- **SHORT EXERCISE**: Extract all of the data and reproduce it precisely.

====== GIVEN RECORDS ======

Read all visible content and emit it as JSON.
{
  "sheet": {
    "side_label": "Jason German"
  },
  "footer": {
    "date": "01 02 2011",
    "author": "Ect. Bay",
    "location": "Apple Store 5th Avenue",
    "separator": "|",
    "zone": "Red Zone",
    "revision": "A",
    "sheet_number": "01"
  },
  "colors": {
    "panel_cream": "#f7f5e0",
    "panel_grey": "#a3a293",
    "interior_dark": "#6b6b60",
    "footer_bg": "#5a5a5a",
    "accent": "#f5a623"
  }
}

======

- **ANSWER FOR THE TASK**:
Read all visible content and emit it as JSON.
{
  "sheet": {
    "side_label": "Jason German"
  },
  "footer": {
    "date": "01 02 2011",
    "author": "Ect. Bay",
    "location": "Apple Store 5th Avenue",
    "separator": "|",
    "zone": "Red Zone",
    "revision": "A",
    "sheet_number": "01"
  },
  "colors": {
    "panel_cream": "#f7f5e0",
    "panel_grey": "#a3a293",
    "interior_dark": "#6b6b60",
    "footer_bg": "#5a5a5a",
    "accent": "#f5a623"
  }
}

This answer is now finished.